▶ Dataset records
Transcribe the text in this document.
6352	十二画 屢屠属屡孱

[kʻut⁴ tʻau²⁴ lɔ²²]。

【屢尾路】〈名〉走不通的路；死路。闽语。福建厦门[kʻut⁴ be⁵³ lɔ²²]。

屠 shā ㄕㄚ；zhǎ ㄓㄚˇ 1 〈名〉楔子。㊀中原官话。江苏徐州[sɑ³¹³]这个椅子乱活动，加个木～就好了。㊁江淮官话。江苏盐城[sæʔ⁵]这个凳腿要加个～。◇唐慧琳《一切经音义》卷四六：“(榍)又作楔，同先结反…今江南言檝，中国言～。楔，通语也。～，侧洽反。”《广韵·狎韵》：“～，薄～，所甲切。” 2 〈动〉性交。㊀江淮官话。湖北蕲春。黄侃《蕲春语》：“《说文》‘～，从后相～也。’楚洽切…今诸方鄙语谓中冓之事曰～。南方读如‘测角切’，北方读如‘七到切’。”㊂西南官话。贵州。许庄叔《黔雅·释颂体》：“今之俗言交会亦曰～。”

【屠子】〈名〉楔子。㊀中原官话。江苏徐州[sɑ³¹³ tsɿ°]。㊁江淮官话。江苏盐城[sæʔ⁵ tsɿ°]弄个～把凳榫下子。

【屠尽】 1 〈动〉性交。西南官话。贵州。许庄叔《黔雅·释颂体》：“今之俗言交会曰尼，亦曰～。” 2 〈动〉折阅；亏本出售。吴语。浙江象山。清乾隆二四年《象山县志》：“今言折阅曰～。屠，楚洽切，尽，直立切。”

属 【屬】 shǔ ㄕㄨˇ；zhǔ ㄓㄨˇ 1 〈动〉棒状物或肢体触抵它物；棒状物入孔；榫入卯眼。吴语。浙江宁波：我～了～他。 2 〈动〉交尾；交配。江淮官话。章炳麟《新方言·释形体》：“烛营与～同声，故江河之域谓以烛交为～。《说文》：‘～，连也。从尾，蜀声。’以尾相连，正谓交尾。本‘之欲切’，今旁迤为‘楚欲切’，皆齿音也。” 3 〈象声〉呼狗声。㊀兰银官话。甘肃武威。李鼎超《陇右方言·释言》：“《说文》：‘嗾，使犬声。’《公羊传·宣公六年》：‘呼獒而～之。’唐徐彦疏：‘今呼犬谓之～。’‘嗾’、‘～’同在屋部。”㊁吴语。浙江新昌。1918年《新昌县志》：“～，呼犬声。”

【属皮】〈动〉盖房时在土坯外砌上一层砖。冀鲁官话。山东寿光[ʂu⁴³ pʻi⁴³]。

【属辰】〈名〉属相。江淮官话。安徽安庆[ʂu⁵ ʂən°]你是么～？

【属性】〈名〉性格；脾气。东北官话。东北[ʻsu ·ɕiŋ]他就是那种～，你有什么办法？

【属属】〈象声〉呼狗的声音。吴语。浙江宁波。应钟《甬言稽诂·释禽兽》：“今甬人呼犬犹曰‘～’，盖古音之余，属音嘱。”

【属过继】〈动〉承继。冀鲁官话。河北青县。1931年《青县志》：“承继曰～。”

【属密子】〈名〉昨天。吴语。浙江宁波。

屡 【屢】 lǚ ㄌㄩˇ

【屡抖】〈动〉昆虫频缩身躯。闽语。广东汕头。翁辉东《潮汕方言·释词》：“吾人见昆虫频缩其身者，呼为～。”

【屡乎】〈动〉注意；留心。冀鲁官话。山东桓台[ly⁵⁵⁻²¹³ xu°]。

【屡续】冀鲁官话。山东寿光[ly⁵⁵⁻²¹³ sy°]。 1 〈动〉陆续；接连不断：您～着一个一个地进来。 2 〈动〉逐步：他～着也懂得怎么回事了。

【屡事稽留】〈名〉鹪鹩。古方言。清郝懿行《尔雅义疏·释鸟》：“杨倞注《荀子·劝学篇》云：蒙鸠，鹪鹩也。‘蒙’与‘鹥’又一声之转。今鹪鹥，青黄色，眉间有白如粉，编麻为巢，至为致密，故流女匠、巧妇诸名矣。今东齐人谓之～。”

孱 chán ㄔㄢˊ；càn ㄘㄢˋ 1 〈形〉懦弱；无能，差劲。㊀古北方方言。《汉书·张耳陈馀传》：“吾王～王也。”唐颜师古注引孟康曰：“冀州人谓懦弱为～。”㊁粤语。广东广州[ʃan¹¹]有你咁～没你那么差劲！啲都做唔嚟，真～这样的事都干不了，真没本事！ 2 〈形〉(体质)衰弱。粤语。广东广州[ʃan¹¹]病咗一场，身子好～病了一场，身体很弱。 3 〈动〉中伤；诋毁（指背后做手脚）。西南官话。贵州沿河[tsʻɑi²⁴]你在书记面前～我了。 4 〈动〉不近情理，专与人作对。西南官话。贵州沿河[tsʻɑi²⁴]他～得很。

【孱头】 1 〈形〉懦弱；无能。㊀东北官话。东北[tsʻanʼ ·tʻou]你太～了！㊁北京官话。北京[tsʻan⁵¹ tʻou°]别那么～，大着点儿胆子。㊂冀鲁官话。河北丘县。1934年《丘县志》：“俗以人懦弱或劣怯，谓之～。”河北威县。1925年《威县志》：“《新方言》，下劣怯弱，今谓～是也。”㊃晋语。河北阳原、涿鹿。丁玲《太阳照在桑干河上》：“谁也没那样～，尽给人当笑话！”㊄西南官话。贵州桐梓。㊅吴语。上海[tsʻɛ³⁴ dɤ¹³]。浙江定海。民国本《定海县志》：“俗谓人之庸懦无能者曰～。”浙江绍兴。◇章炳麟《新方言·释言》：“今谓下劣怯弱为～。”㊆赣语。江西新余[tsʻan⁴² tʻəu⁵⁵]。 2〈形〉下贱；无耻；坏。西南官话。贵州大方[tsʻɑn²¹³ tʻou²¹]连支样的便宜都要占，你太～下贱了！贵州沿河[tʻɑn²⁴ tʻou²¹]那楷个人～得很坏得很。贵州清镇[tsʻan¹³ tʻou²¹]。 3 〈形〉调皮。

▶ Exercise goal
Give the number of lines in the listing above that hold the string "kʻut⁴", with nothing else.

▶ Final result
2